EXERCISE REQUIREMENTS: Wherever a line holds the word "JSON", copy that line out.

MATERIAL SUPPLIED:
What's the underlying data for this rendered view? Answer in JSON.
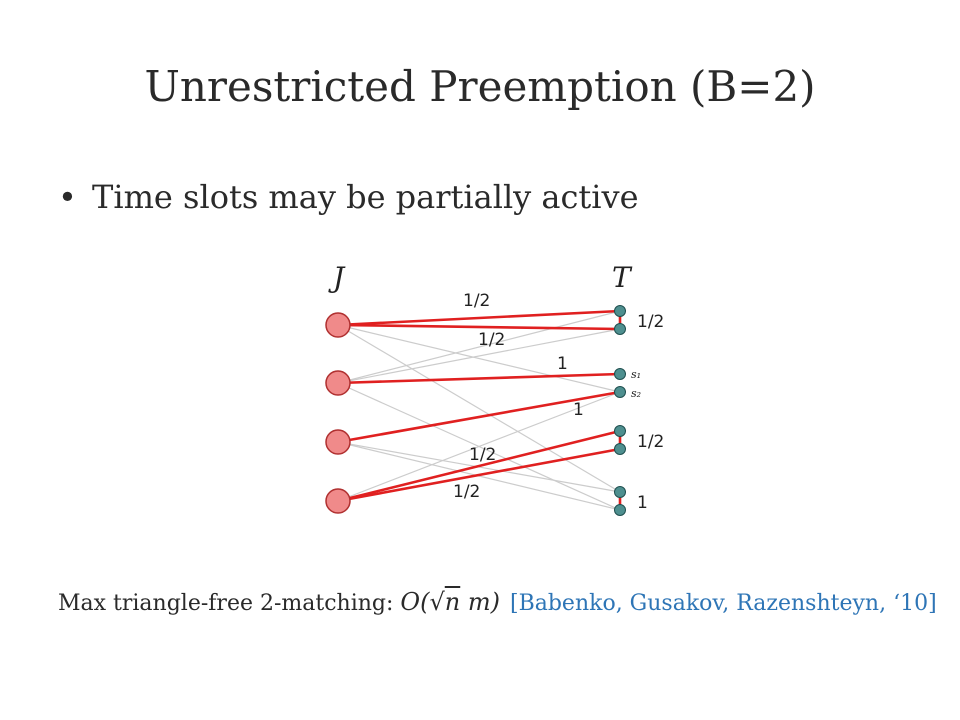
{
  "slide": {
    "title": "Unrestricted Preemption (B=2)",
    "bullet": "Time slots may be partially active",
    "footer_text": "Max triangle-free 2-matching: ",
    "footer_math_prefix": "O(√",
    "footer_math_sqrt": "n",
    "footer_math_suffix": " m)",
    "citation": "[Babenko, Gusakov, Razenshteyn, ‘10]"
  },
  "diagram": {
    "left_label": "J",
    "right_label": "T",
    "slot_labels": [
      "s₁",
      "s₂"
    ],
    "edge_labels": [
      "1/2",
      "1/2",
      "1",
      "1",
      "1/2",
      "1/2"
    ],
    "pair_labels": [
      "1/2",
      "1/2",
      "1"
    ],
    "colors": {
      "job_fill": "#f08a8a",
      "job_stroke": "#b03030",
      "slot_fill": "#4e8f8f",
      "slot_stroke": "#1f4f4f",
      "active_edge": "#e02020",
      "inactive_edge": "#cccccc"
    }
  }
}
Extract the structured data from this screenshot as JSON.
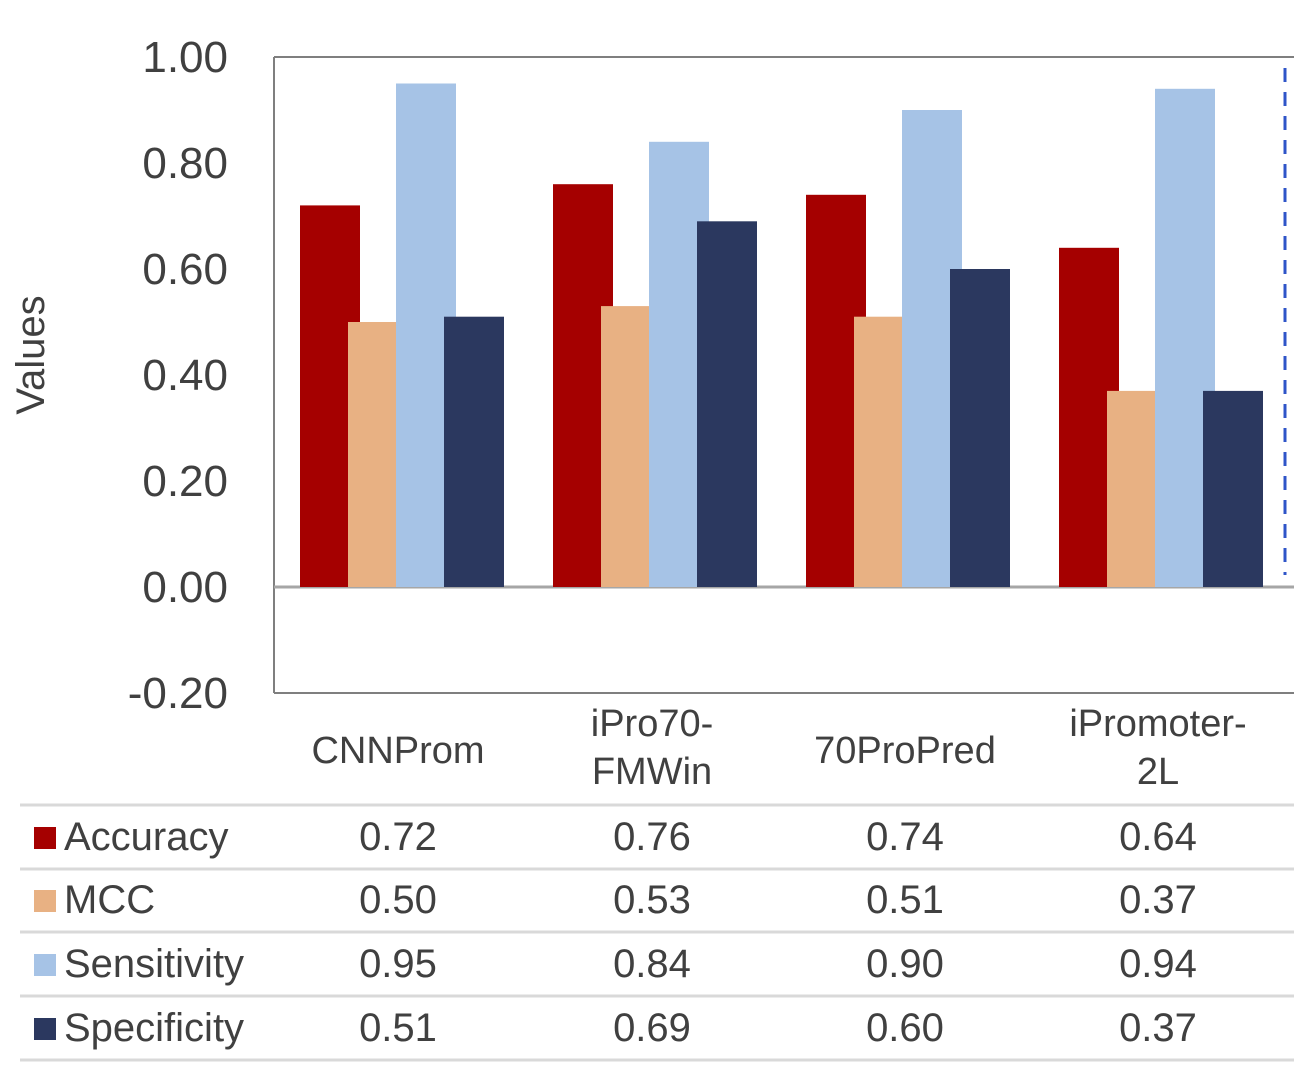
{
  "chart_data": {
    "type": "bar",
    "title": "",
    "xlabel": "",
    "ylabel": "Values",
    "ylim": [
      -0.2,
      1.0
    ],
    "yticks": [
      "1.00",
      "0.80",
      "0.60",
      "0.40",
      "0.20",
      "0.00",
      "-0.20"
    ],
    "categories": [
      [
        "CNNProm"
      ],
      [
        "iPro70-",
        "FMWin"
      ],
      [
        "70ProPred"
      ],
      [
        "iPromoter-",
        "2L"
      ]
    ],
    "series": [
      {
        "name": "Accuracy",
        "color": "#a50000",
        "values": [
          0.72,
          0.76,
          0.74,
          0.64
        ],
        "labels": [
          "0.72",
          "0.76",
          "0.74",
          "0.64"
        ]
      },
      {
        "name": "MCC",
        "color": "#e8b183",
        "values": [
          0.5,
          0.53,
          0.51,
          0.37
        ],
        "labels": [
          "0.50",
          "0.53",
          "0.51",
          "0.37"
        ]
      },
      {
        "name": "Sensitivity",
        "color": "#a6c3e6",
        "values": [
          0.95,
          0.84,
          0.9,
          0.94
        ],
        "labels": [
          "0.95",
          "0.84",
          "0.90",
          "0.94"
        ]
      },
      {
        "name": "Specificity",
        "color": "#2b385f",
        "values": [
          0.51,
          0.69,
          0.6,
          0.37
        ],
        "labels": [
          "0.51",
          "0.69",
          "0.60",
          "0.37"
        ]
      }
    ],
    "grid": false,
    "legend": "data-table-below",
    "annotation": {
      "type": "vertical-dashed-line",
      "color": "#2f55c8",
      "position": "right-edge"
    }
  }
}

SOLUTION TO THIS PROBLEM:
What's the underlying data for this rendered view? Answer in JSON.
Extract the structured data from this screenshot as JSON.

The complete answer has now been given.